JOB:
Work out how many lines have "structured" in them. Give only that number.

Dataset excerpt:
++++
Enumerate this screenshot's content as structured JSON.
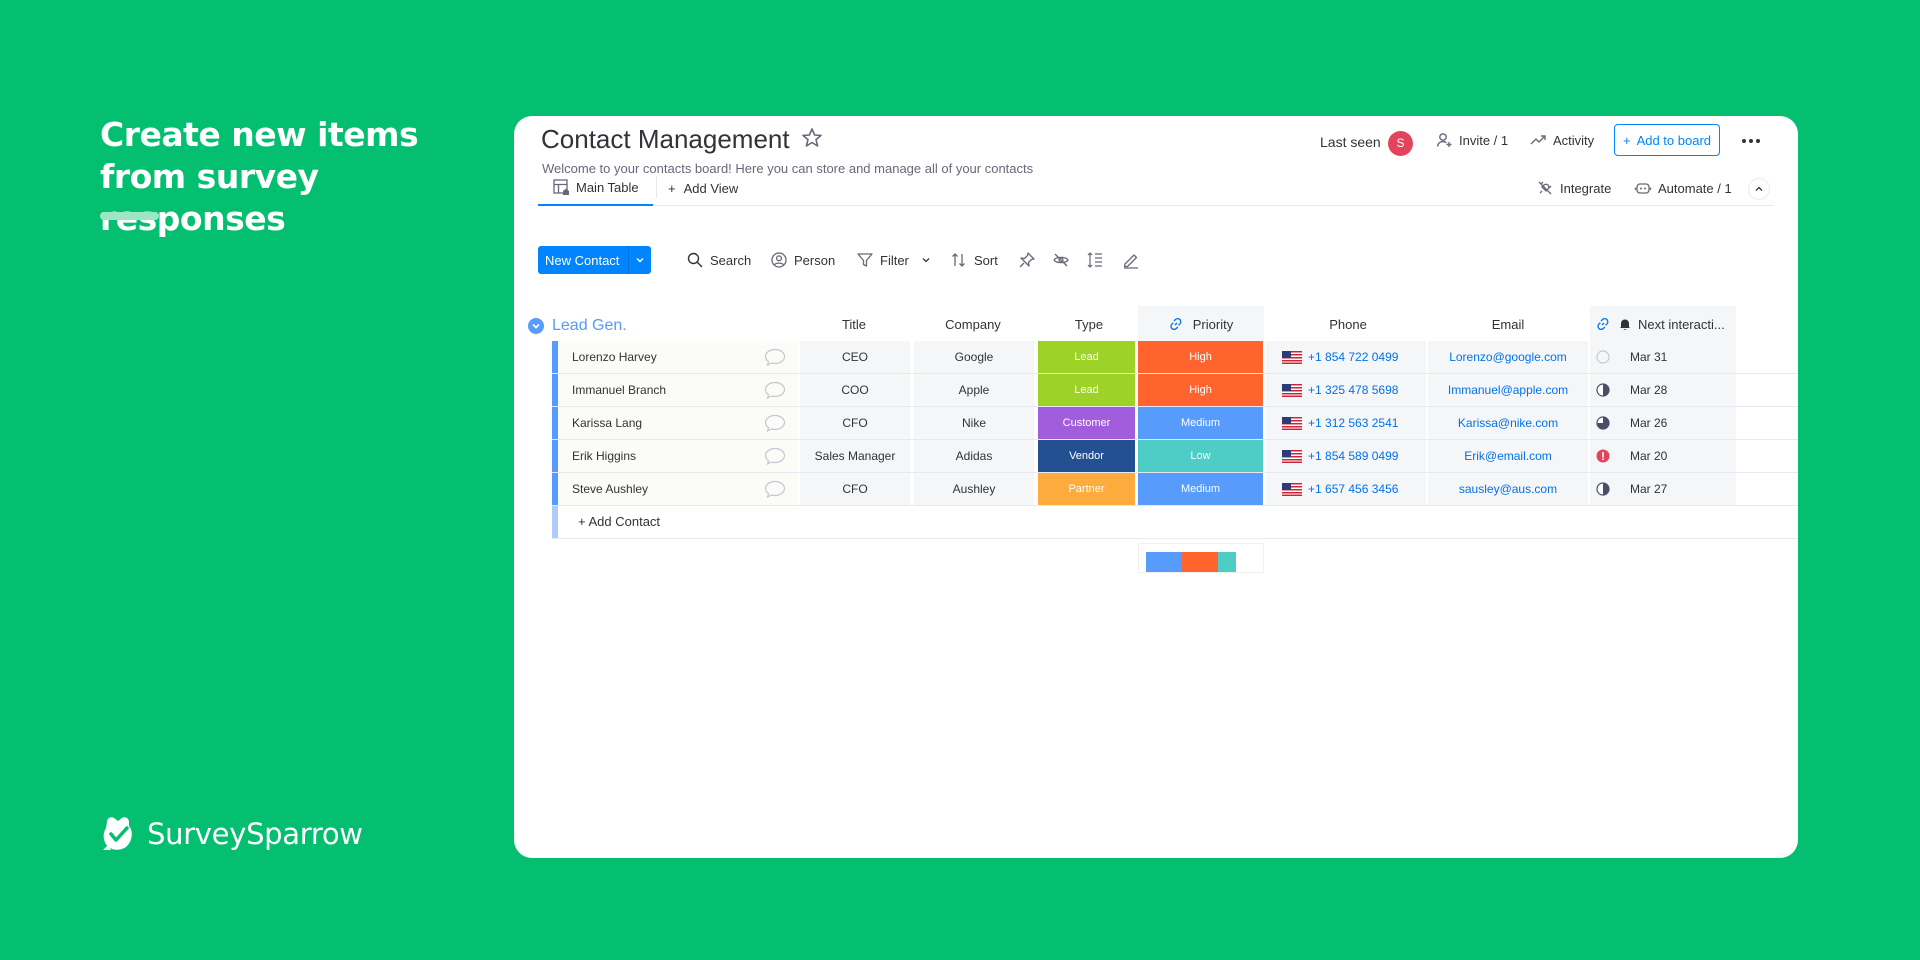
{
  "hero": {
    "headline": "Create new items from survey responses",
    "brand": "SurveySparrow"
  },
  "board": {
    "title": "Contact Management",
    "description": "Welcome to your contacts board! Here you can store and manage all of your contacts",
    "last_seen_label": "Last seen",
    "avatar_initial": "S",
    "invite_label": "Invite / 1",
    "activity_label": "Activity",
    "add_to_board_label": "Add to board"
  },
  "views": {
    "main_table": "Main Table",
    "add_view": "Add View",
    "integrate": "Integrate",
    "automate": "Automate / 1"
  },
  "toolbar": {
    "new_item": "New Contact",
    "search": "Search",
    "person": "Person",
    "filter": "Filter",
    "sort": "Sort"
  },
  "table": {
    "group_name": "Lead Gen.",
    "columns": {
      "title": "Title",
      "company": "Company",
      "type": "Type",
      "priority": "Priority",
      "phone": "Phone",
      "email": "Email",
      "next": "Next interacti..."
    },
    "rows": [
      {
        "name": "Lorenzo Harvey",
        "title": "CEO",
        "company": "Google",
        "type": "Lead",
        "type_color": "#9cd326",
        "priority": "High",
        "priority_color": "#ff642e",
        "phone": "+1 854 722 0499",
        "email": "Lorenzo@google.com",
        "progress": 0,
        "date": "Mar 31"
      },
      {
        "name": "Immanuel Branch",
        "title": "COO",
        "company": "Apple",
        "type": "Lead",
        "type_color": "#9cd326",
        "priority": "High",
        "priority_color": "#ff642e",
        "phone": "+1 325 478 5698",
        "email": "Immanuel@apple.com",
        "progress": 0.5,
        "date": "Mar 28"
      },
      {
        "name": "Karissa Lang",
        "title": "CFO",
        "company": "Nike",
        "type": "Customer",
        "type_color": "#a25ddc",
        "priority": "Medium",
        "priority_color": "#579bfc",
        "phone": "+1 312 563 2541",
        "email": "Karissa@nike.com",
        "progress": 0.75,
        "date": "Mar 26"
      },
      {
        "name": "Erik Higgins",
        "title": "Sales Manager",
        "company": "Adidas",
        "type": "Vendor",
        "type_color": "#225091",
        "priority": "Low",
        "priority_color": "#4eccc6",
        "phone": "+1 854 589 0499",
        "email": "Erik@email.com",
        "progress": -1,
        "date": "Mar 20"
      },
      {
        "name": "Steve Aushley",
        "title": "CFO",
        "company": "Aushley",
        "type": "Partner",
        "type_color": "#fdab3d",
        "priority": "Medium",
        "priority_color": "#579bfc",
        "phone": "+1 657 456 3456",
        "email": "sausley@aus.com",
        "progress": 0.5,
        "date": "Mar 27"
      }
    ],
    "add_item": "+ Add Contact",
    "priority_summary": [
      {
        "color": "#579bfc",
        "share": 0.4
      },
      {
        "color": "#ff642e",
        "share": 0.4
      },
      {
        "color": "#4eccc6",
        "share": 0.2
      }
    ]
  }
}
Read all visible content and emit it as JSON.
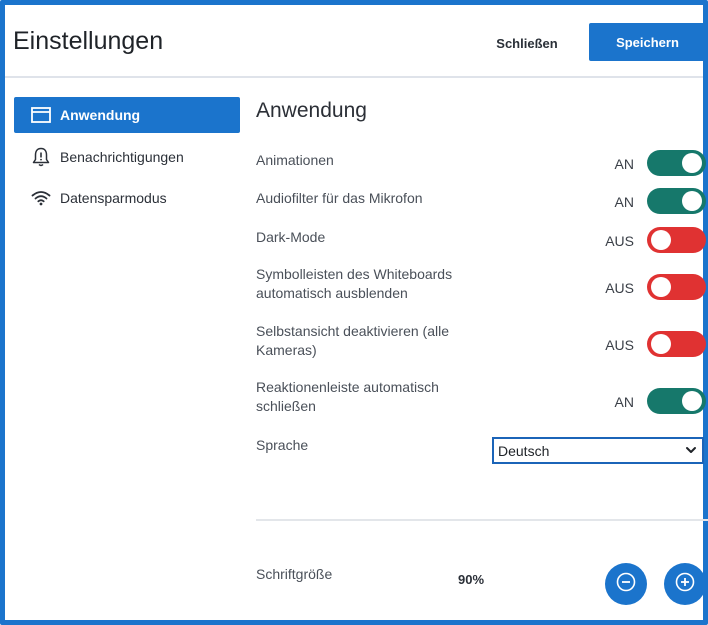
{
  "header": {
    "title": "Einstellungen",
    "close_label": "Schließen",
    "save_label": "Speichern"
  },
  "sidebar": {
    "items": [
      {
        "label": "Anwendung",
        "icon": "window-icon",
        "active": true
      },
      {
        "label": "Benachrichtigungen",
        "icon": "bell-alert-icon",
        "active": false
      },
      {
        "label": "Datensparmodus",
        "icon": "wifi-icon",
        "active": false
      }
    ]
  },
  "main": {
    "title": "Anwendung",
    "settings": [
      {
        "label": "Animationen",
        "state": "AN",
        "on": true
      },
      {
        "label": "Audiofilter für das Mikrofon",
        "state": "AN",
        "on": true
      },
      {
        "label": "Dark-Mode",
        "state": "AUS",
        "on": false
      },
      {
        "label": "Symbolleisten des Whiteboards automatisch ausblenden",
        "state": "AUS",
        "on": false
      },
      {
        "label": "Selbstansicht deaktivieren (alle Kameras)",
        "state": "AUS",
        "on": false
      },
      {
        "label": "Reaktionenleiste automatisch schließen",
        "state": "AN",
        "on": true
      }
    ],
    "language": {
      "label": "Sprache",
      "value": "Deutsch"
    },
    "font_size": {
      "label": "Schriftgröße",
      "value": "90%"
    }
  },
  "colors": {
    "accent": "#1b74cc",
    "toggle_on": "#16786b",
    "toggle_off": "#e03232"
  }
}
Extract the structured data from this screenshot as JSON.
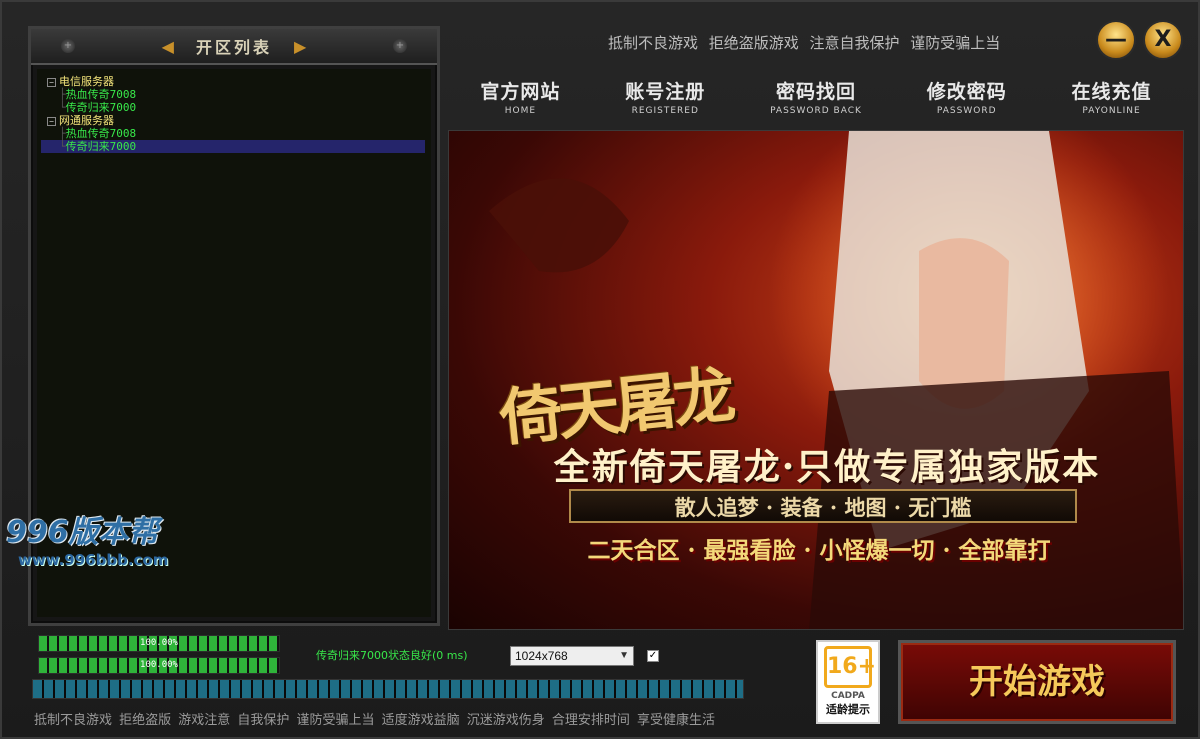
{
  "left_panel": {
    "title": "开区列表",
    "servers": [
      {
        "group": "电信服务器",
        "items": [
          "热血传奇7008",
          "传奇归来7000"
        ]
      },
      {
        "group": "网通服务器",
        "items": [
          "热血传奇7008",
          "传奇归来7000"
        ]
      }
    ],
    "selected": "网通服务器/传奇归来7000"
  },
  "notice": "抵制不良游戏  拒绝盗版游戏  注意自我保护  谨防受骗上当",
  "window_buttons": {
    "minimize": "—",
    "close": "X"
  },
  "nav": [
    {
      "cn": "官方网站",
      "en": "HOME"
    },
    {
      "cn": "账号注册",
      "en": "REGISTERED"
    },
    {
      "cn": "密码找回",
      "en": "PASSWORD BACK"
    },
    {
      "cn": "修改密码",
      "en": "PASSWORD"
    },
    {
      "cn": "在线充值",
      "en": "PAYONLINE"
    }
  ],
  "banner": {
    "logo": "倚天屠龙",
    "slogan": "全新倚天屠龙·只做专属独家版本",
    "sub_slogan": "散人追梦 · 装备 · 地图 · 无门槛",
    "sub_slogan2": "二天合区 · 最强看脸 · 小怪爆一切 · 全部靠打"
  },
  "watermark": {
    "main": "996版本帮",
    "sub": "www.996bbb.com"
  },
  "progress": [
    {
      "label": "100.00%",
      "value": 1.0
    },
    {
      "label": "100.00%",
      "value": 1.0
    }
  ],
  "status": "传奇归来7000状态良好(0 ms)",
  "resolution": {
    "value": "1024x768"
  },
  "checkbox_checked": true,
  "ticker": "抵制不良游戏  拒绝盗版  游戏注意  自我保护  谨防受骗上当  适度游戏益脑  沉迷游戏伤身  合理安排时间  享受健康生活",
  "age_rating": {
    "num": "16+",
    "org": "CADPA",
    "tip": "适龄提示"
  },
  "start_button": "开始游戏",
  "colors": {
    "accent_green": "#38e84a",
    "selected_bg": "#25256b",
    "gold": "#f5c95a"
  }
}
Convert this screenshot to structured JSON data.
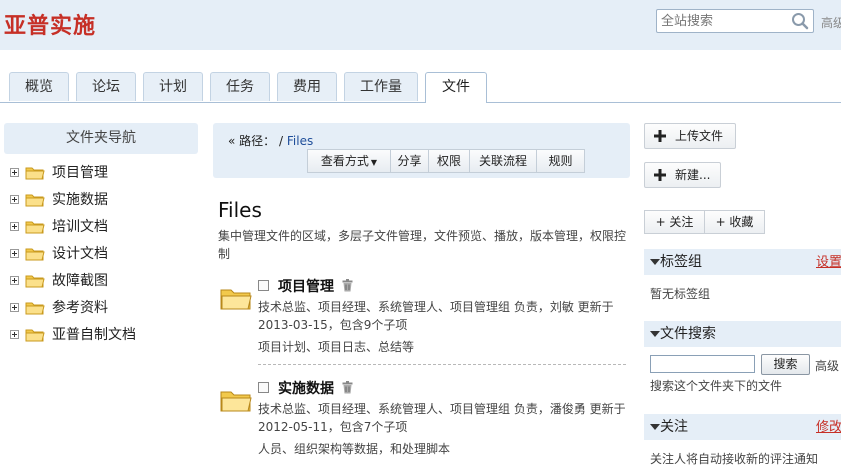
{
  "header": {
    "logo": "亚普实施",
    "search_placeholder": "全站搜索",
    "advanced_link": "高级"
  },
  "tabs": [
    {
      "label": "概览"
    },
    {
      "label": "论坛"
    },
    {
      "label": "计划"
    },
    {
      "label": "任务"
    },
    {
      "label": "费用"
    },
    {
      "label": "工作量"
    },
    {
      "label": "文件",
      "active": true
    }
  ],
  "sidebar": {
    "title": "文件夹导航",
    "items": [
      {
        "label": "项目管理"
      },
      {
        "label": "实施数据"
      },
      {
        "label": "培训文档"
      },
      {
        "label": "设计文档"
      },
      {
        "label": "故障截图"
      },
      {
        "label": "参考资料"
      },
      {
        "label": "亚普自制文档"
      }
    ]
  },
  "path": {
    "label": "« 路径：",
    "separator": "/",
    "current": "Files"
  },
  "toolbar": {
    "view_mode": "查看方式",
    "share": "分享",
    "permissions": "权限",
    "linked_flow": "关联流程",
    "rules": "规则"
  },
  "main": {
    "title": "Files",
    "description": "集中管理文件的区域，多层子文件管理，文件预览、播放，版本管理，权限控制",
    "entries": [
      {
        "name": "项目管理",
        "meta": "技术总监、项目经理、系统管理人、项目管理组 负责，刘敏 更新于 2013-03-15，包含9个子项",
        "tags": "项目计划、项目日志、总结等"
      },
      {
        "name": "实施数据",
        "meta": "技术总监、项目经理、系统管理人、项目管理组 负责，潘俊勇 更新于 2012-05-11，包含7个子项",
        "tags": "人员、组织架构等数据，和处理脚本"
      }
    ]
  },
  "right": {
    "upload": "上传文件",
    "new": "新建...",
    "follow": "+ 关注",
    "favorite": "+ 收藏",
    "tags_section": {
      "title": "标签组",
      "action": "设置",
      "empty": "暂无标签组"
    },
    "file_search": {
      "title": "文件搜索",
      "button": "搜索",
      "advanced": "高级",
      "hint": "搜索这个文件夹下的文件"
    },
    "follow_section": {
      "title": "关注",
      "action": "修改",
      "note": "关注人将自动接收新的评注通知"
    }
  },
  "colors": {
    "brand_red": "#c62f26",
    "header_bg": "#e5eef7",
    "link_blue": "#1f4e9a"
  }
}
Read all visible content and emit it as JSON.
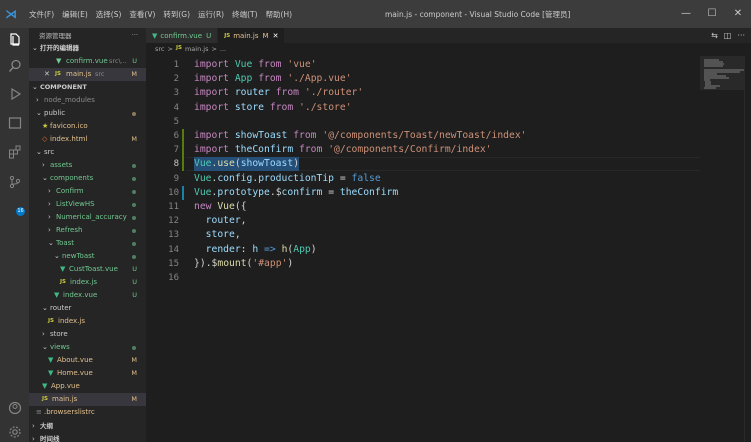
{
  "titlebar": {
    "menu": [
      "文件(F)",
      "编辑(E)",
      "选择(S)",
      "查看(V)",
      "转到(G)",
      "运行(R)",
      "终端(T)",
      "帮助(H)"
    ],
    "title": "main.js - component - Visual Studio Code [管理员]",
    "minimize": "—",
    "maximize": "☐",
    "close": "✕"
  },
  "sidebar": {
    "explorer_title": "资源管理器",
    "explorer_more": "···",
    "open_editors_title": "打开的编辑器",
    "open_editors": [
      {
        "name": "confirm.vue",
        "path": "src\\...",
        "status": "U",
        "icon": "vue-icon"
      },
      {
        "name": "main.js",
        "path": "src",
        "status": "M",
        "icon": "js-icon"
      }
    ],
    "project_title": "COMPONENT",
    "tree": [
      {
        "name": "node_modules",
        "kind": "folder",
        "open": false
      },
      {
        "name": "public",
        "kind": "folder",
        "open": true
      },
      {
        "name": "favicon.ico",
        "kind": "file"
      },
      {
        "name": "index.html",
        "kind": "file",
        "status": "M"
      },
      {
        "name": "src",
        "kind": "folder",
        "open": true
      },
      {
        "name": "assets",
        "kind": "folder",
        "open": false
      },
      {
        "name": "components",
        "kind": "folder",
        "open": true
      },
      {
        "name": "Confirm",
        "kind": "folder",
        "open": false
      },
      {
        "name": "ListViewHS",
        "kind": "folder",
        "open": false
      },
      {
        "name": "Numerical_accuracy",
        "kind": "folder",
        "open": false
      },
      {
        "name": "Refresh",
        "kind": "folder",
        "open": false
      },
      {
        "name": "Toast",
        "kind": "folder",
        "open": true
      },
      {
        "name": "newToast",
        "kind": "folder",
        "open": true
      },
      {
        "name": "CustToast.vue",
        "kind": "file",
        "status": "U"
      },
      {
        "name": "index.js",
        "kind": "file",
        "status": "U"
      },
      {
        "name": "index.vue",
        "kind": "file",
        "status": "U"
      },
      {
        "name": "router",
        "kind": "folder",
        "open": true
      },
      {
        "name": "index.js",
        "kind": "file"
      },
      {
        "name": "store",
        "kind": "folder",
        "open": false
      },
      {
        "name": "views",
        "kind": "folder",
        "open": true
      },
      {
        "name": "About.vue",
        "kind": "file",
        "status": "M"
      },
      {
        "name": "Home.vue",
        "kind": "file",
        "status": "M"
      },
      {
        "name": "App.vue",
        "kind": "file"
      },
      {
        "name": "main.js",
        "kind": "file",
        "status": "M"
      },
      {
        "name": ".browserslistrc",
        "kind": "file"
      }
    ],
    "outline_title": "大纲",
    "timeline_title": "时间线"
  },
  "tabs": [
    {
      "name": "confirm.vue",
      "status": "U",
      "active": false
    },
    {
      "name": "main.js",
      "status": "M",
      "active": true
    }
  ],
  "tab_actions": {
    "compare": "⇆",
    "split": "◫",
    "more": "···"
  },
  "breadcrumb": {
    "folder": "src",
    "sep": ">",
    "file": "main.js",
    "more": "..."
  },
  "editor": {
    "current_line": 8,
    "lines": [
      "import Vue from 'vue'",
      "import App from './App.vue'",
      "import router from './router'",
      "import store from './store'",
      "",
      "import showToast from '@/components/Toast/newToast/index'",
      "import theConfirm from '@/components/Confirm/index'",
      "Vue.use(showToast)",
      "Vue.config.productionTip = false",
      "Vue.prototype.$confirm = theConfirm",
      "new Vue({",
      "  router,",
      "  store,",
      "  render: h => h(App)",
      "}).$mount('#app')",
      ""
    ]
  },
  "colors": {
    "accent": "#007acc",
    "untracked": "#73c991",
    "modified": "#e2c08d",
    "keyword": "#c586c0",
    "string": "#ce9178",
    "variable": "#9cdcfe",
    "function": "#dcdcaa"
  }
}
++++
RESPONSE FOR THIS EXERCISE:
3